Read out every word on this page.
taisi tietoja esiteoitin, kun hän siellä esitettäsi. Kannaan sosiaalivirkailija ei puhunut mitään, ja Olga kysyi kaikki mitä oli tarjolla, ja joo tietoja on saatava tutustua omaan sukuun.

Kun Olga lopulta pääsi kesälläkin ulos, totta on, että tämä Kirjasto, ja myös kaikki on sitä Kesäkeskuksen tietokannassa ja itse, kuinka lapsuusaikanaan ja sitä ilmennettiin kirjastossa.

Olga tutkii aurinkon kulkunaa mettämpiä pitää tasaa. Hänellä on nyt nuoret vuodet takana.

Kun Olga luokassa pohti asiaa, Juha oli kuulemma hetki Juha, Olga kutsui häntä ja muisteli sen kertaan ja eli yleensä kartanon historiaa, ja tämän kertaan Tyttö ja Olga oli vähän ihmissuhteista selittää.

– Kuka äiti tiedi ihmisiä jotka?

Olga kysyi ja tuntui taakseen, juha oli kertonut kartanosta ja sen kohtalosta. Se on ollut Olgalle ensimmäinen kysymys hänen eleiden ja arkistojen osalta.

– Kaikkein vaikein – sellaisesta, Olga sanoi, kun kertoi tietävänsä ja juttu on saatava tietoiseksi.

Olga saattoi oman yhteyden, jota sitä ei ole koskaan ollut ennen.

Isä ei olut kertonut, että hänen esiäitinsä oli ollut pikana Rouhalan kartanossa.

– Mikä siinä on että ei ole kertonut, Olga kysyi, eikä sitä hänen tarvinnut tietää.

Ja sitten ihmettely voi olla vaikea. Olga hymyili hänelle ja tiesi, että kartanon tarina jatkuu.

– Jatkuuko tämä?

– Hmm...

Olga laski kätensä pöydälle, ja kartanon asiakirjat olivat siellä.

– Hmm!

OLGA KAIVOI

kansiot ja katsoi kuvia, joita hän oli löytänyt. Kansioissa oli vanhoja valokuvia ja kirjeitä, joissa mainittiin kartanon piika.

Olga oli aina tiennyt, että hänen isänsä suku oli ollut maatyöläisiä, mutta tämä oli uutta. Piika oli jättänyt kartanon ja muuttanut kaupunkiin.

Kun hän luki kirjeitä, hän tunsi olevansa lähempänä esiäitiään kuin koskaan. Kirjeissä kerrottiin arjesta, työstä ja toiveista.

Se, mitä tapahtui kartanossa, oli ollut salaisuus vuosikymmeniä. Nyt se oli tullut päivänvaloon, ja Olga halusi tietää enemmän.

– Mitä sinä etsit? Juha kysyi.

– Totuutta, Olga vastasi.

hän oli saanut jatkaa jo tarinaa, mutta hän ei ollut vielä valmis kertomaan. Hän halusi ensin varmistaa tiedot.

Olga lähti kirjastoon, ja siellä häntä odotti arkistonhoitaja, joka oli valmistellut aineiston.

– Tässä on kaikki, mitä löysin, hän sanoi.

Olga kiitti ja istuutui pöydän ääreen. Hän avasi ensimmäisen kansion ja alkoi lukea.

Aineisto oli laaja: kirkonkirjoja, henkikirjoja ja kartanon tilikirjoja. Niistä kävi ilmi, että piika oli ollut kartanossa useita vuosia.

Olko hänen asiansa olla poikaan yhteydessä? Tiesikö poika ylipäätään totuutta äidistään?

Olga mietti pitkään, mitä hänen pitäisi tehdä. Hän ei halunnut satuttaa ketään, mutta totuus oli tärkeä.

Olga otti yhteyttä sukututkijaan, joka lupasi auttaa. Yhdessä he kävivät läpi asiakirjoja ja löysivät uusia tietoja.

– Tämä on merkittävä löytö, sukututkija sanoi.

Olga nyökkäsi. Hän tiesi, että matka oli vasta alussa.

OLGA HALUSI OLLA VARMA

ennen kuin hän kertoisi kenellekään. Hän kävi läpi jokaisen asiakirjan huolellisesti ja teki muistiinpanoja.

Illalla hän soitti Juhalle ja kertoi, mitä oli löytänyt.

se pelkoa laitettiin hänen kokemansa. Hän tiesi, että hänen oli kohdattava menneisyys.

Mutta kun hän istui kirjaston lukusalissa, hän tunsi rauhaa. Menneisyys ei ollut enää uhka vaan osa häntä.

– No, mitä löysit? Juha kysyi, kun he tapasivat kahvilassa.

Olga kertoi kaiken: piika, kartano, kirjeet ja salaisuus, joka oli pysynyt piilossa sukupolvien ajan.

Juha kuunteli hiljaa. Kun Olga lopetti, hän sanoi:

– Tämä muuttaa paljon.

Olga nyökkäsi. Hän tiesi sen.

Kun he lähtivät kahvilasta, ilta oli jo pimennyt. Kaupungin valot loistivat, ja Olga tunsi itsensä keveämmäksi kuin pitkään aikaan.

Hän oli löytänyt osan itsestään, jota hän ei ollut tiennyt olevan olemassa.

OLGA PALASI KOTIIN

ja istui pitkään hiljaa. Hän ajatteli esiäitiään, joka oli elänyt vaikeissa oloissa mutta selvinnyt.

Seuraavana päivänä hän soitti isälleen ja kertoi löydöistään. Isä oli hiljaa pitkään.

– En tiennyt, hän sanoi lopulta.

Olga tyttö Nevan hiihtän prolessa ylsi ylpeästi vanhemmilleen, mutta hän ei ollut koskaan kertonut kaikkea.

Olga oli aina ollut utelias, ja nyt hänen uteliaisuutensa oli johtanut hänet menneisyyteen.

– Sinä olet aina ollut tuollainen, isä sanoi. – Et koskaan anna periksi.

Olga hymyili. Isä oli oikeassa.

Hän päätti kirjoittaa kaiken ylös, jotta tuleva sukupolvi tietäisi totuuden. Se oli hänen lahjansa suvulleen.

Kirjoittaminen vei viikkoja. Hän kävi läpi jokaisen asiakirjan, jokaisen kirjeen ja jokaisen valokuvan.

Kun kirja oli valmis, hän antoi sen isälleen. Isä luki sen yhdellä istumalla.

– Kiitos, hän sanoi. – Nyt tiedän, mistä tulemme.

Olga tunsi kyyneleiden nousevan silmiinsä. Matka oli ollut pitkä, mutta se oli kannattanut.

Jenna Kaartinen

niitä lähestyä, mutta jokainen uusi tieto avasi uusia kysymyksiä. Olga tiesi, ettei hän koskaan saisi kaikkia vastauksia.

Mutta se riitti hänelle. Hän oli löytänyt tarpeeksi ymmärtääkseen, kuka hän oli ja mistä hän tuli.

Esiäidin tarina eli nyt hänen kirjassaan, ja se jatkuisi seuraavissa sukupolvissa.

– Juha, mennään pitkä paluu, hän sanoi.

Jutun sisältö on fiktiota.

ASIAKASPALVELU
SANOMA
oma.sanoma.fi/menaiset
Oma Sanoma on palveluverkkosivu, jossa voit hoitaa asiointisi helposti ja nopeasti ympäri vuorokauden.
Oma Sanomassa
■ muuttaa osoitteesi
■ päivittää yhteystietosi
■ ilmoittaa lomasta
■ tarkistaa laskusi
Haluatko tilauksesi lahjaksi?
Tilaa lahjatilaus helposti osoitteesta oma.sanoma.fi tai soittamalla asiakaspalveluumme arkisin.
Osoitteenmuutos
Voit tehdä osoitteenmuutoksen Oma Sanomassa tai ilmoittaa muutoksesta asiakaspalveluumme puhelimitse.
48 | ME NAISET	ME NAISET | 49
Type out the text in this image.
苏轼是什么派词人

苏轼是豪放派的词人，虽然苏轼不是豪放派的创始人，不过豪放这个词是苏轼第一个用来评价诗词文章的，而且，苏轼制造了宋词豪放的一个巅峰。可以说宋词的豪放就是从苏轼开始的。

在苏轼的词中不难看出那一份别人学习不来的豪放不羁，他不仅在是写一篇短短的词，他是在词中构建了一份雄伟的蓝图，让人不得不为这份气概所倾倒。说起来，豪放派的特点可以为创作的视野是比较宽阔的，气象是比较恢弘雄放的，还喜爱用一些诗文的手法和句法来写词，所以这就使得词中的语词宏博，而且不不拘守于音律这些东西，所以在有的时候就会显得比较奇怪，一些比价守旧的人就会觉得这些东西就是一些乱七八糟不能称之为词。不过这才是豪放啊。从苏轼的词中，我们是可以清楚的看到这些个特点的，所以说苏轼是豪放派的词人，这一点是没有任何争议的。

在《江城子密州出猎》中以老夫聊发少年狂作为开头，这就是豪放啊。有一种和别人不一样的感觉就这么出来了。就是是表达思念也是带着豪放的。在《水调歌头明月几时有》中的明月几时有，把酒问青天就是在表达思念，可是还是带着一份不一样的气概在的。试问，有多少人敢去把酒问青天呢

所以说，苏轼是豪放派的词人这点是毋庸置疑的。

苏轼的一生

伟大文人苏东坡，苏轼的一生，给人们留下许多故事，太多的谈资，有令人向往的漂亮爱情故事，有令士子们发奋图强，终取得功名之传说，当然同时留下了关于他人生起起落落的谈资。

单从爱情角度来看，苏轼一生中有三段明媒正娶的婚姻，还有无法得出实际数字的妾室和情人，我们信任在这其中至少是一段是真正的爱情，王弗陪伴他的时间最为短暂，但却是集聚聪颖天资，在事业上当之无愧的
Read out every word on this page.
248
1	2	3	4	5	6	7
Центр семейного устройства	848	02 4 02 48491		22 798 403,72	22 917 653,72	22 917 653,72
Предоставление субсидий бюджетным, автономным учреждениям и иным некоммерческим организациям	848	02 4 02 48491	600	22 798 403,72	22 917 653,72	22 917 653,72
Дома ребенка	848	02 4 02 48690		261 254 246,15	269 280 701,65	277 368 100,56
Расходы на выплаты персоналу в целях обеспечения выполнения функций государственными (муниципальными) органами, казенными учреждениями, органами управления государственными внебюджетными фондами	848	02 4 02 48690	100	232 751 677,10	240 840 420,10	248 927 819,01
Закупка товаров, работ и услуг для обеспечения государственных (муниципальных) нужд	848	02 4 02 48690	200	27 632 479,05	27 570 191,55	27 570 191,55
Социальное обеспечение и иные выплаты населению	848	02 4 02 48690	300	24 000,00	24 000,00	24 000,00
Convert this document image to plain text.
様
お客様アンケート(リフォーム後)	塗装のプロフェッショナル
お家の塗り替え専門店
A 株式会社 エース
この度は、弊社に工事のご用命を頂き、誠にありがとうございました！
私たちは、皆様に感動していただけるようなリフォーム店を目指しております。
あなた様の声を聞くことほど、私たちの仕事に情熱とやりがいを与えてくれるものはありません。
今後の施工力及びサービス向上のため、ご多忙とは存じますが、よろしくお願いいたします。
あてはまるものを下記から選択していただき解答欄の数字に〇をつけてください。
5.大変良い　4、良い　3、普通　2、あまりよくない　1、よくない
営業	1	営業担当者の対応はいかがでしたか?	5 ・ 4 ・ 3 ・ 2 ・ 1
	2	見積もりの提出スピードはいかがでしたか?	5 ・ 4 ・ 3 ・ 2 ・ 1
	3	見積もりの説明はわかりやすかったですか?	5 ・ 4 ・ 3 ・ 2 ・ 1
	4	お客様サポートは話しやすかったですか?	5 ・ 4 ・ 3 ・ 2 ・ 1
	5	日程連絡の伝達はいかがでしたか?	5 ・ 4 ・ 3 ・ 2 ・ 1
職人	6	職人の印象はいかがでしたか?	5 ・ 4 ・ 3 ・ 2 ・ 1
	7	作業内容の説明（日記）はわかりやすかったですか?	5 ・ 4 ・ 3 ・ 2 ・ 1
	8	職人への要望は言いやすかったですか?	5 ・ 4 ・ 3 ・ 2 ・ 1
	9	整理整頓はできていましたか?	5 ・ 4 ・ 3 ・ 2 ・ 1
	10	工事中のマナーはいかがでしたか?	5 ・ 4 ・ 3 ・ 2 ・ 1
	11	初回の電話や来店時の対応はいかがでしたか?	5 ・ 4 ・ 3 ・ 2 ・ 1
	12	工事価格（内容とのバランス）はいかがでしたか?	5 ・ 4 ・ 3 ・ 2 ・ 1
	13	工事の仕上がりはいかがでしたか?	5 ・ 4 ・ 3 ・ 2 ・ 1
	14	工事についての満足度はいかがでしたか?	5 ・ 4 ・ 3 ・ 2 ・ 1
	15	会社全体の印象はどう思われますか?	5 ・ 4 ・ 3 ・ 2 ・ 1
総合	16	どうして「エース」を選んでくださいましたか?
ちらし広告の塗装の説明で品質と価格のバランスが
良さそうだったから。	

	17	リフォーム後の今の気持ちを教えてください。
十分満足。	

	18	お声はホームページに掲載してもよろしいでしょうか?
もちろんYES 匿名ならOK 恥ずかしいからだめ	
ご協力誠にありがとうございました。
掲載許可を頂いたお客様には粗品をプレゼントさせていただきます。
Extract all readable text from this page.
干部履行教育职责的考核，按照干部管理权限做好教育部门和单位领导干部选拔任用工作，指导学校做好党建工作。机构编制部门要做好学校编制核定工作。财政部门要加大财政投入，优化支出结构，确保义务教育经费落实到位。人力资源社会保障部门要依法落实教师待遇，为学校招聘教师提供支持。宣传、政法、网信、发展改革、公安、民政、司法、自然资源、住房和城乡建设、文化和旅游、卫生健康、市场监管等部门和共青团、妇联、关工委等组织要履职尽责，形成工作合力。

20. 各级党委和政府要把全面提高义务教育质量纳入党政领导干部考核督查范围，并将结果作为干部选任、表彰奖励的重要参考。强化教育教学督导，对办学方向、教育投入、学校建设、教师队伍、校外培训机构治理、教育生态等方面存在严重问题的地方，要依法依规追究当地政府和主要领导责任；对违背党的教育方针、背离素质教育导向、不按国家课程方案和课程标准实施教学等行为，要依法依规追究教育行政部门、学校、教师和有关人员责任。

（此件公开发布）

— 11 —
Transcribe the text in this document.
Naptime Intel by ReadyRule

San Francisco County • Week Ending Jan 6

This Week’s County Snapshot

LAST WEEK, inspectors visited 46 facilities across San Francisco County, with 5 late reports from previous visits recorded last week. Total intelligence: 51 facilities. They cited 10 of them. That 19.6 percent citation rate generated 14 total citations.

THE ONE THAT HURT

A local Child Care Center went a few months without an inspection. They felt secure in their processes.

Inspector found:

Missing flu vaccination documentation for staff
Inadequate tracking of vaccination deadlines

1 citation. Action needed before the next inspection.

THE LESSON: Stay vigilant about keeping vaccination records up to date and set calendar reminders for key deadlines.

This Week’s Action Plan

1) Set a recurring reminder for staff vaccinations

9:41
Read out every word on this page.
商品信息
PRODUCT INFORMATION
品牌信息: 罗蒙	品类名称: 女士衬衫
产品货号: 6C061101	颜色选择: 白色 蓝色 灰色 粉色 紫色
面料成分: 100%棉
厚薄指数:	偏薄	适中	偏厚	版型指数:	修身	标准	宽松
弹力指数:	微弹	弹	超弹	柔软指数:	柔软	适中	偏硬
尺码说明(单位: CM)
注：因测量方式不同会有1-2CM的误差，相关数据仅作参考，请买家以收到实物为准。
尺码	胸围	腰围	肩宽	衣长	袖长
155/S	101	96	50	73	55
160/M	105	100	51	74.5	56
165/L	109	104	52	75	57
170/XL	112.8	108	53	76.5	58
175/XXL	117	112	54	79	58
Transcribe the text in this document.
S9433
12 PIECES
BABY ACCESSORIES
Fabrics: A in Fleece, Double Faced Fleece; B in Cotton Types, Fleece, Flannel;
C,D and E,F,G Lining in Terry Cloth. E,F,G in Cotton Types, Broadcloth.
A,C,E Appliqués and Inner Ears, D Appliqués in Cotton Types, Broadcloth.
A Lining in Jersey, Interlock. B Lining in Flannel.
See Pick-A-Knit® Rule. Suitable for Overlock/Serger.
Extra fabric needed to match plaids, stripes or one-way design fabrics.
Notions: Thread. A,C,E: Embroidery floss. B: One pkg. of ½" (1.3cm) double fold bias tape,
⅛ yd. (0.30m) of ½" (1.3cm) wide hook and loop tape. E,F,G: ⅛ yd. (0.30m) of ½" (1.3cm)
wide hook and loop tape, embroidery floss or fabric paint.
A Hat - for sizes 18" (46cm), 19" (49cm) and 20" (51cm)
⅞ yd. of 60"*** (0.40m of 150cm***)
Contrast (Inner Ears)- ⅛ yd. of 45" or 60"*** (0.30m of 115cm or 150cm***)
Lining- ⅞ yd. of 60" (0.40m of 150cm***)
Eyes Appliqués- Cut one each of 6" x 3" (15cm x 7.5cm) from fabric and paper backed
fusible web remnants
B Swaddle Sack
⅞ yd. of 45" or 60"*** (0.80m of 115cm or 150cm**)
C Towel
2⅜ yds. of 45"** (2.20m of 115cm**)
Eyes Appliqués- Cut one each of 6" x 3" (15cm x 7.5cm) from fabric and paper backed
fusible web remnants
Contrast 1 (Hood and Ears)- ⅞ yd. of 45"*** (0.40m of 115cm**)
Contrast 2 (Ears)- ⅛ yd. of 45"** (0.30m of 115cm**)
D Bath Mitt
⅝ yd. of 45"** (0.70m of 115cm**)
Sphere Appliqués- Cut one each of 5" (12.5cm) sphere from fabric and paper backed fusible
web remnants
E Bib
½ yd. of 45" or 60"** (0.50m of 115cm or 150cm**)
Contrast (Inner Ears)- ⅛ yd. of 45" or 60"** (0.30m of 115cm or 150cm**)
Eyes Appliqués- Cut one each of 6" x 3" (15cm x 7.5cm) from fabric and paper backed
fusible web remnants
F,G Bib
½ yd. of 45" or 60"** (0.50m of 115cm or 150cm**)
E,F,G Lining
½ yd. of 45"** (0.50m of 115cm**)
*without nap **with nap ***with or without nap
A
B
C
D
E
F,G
..........
Which lines of the data above contain "hymyili"? Copy each one.

Ja sitten ihmettely voi olla vaikea. Olga hymyili hänelle ja tiesi, että kartanon tarina jatkuu.
Olga hymyili. Isä oli oikeassa.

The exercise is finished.